Exercise aim: Nothing should be left out: output all of the entries exactly.

The input:
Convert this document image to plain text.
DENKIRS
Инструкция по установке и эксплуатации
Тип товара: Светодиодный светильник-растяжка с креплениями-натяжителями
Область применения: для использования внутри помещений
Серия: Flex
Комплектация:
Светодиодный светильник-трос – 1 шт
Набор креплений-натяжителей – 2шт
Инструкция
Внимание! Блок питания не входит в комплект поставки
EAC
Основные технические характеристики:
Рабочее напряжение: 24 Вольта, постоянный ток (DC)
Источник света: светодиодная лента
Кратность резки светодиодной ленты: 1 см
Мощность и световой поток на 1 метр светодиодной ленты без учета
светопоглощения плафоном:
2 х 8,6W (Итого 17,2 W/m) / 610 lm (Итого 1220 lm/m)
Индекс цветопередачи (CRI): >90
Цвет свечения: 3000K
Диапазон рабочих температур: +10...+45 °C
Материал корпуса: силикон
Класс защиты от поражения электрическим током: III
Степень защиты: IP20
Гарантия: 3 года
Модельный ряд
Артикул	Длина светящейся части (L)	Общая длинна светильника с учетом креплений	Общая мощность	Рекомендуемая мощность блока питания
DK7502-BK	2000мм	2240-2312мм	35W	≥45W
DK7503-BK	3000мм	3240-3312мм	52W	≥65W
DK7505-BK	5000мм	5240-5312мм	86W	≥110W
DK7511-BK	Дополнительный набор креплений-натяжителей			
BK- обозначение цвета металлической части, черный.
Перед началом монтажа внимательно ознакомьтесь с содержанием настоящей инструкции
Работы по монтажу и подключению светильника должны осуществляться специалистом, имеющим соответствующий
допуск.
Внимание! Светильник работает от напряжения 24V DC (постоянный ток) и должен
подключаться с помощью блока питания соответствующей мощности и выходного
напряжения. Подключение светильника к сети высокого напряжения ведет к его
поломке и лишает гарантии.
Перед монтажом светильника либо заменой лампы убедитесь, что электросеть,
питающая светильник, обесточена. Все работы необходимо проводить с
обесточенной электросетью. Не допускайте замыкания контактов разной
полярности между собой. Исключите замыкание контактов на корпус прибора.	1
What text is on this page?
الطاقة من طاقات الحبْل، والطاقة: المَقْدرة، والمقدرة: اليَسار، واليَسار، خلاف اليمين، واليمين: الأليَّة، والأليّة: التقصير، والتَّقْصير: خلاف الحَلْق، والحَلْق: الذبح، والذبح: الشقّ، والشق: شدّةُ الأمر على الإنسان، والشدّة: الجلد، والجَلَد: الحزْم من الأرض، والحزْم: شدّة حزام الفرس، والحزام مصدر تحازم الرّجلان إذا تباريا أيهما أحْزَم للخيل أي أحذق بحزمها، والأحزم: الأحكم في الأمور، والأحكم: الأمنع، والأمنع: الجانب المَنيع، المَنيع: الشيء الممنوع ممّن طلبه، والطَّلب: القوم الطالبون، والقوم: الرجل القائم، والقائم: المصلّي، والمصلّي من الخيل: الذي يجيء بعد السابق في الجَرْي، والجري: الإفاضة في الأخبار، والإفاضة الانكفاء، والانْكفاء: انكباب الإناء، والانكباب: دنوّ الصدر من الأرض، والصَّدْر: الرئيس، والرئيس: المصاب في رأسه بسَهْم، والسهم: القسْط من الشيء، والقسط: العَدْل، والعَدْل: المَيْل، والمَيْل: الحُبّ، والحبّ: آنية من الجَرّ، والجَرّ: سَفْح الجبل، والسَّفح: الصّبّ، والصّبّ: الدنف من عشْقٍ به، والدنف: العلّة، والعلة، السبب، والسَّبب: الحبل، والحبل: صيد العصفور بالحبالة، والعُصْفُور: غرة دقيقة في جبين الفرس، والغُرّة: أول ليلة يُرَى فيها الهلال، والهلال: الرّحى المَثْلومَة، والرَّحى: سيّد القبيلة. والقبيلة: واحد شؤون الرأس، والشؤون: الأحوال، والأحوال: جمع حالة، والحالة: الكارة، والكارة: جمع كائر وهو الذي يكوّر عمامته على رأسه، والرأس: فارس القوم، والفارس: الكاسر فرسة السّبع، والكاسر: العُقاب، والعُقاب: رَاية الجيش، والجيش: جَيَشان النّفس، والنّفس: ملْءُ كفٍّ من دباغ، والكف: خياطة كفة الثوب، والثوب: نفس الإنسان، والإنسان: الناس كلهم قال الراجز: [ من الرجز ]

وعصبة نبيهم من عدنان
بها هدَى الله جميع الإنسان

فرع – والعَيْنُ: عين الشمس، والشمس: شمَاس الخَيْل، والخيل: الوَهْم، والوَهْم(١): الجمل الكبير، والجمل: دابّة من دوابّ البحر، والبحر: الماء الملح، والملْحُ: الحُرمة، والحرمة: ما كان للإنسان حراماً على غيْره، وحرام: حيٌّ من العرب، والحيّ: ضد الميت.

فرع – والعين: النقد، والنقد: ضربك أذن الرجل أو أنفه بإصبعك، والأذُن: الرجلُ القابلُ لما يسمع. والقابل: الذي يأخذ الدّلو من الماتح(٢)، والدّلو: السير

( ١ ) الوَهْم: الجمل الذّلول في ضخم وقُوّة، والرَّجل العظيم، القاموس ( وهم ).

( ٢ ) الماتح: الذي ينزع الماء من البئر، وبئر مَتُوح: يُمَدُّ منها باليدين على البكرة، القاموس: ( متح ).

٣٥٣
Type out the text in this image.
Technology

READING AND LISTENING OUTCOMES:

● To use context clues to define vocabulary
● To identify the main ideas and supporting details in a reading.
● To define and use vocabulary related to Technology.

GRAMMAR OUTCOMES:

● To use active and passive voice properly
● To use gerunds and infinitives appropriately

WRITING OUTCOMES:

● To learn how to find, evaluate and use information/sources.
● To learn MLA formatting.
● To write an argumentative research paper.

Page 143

Solution to this task:
Convert this document image to plain text.
DENKIRS
Инструкция по установке и эксплуатации
Тип товара: Светодиодный светильник-растяжка с креплениями-натяжителями
Область применения: для использования внутри помещений
Серия: Flex
Комплектация:
Светодиодный светильник-трос – 1 шт
Набор креплений-натяжителей – 2шт
Инструкция
Внимание! Блок питания не входит в комплект поставки
EAC
Основные технические характеристики:
Рабочее напряжение: 24 Вольта, постоянный ток (DC)
Источник света: светодиодная лента
Кратность резки светодиодной ленты: 1 см
Мощность и световой поток на 1 метр светодиодной ленты без учета
светопоглощения плафоном:
2 х 8,6W (Итого 17,2 W/m) / 610 lm (Итого 1220 lm/m)
Индекс цветопередачи (CRI): >90
Цвет свечения: 3000K
Диапазон рабочих температур: +10...+45 °C
Материал корпуса: силикон
Класс защиты от поражения электрическим током: III
Степень защиты: IP20
Гарантия: 3 года
Модельный ряд
Артикул	Длина светящейся части (L)	Общая длинна светильника с учетом креплений	Общая мощность	Рекомендуемая мощность блока питания
DK7502-BK	2000мм	2240-2312мм	35W	≥45W
DK7503-BK	3000мм	3240-3312мм	52W	≥65W
DK7505-BK	5000мм	5240-5312мм	86W	≥110W
DK7511-BK	Дополнительный набор креплений-натяжителей			
BK- обозначение цвета металлической части, черный.
Перед началом монтажа внимательно ознакомьтесь с содержанием настоящей инструкции
Работы по монтажу и подключению светильника должны осуществляться специалистом, имеющим соответствующий
допуск.
Внимание! Светильник работает от напряжения 24V DC (постоянный ток) и должен
подключаться с помощью блока питания соответствующей мощности и выходного
напряжения. Подключение светильника к сети высокого напряжения ведет к его
поломке и лишает гарантии.
Перед монтажом светильника либо заменой лампы убедитесь, что электросеть,
питающая светильник, обесточена. Все работы необходимо проводить с
обесточенной электросетью. Не допускайте замыкания контактов разной
полярности между собой. Исключите замыкание контактов на корпус прибора.	1
What text is on this page?
الطاقة من طاقات الحبْل، والطاقة: المَقْدرة، والمقدرة: اليَسار، واليَسار، خلاف اليمين، واليمين: الأليَّة، والأليّة: التقصير، والتَّقْصير: خلاف الحَلْق، والحَلْق: الذبح، والذبح: الشقّ، والشق: شدّةُ الأمر على الإنسان، والشدّة: الجلد، والجَلَد: الحزْم من الأرض، والحزْم: شدّة حزام الفرس، والحزام مصدر تحازم الرّجلان إذا تباريا أيهما أحْزَم للخيل أي أحذق بحزمها، والأحزم: الأحكم في الأمور، والأحكم: الأمنع، والأمنع: الجانب المَنيع، المَنيع: الشيء الممنوع ممّن طلبه، والطَّلب: القوم الطالبون، والقوم: الرجل القائم، والقائم: المصلّي، والمصلّي من الخيل: الذي يجيء بعد السابق في الجَرْي، والجري: الإفاضة في الأخبار، والإفاضة الانكفاء، والانْكفاء: انكباب الإناء، والانكباب: دنوّ الصدر من الأرض، والصَّدْر: الرئيس، والرئيس: المصاب في رأسه بسَهْم، والسهم: القسْط من الشيء، والقسط: العَدْل، والعَدْل: المَيْل، والمَيْل: الحُبّ، والحبّ: آنية من الجَرّ، والجَرّ: سَفْح الجبل، والسَّفح: الصّبّ، والصّبّ: الدنف من عشْقٍ به، والدنف: العلّة، والعلة، السبب، والسَّبب: الحبل، والحبل: صيد العصفور بالحبالة، والعُصْفُور: غرة دقيقة في جبين الفرس، والغُرّة: أول ليلة يُرَى فيها الهلال، والهلال: الرّحى المَثْلومَة، والرَّحى: سيّد القبيلة. والقبيلة: واحد شؤون الرأس، والشؤون: الأحوال، والأحوال: جمع حالة، والحالة: الكارة، والكارة: جمع كائر وهو الذي يكوّر عمامته على رأسه، والرأس: فارس القوم، والفارس: الكاسر فرسة السّبع، والكاسر: العُقاب، والعُقاب: رَاية الجيش، والجيش: جَيَشان النّفس، والنّفس: ملْءُ كفٍّ من دباغ، والكف: خياطة كفة الثوب، والثوب: نفس الإنسان، والإنسان: الناس كلهم قال الراجز: [ من الرجز ]

وعصبة نبيهم من عدنان
بها هدَى الله جميع الإنسان

فرع – والعَيْنُ: عين الشمس، والشمس: شمَاس الخَيْل، والخيل: الوَهْم، والوَهْم(١): الجمل الكبير، والجمل: دابّة من دوابّ البحر، والبحر: الماء الملح، والملْحُ: الحُرمة، والحرمة: ما كان للإنسان حراماً على غيْره، وحرام: حيٌّ من العرب، والحيّ: ضد الميت.

فرع – والعين: النقد، والنقد: ضربك أذن الرجل أو أنفه بإصبعك، والأذُن: الرجلُ القابلُ لما يسمع. والقابل: الذي يأخذ الدّلو من الماتح(٢)، والدّلو: السير

( ١ ) الوَهْم: الجمل الذّلول في ضخم وقُوّة، والرَّجل العظيم، القاموس ( وهم ).

( ٢ ) الماتح: الذي ينزع الماء من البئر، وبئر مَتُوح: يُمَدُّ منها باليدين على البكرة، القاموس: ( متح ).

٣٥٣
Type out the text in this image.
Technology

READING AND LISTENING OUTCOMES:

● To use context clues to define vocabulary
● To identify the main ideas and supporting details in a reading.
● To define and use vocabulary related to Technology.

GRAMMAR OUTCOMES:

● To use active and passive voice properly
● To use gerunds and infinitives appropriately

WRITING OUTCOMES:

● To learn how to find, evaluate and use information/sources.
● To learn MLA formatting.
● To write an argumentative research paper.

Page 143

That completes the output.